-- WORK TO COMPLETE --
Copy nothing but the text: reproduce each line of the listing exactly and leave the pictures out.

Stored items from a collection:
■ ■ ■ ■
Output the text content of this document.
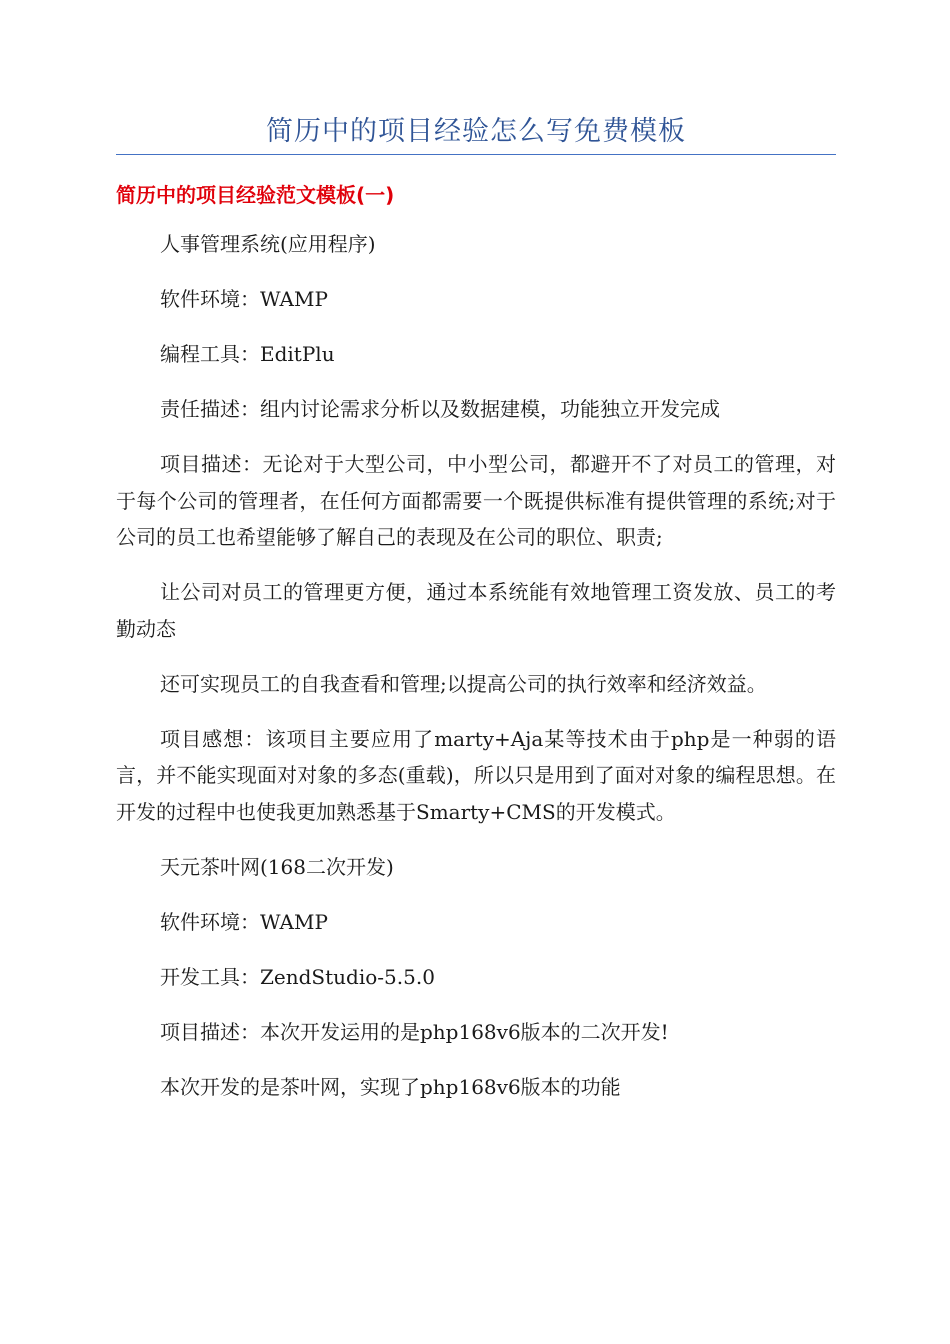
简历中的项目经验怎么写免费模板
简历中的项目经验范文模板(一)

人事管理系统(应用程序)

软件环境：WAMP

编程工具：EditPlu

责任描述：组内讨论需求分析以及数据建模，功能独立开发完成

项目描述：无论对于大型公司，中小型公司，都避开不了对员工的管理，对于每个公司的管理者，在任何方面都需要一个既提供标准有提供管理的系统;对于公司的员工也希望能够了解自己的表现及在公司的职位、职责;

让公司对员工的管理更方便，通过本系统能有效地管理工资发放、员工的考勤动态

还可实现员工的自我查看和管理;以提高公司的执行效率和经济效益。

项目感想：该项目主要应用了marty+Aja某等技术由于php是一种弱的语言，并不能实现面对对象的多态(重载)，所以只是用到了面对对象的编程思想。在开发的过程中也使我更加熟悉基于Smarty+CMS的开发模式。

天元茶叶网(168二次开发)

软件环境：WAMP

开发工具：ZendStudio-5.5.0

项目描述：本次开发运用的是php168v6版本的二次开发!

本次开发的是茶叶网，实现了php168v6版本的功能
■ ■ ■ ■
-- SOLUTION TO THIS PROBLEM --
Output the text content of this document.
简历中的项目经验怎么写免费模板
简历中的项目经验范文模板(一)

人事管理系统(应用程序)

软件环境：WAMP

编程工具：EditPlu

责任描述：组内讨论需求分析以及数据建模，功能独立开发完成

项目描述：无论对于大型公司，中小型公司，都避开不了对员工的管理，对于每个公司的管理者，在任何方面都需要一个既提供标准有提供管理的系统;对于公司的员工也希望能够了解自己的表现及在公司的职位、职责;

让公司对员工的管理更方便，通过本系统能有效地管理工资发放、员工的考勤动态

还可实现员工的自我查看和管理;以提高公司的执行效率和经济效益。

项目感想：该项目主要应用了marty+Aja某等技术由于php是一种弱的语言，并不能实现面对对象的多态(重载)，所以只是用到了面对对象的编程思想。在开发的过程中也使我更加熟悉基于Smarty+CMS的开发模式。

天元茶叶网(168二次开发)

软件环境：WAMP

开发工具：ZendStudio-5.5.0

项目描述：本次开发运用的是php168v6版本的二次开发!

本次开发的是茶叶网，实现了php168v6版本的功能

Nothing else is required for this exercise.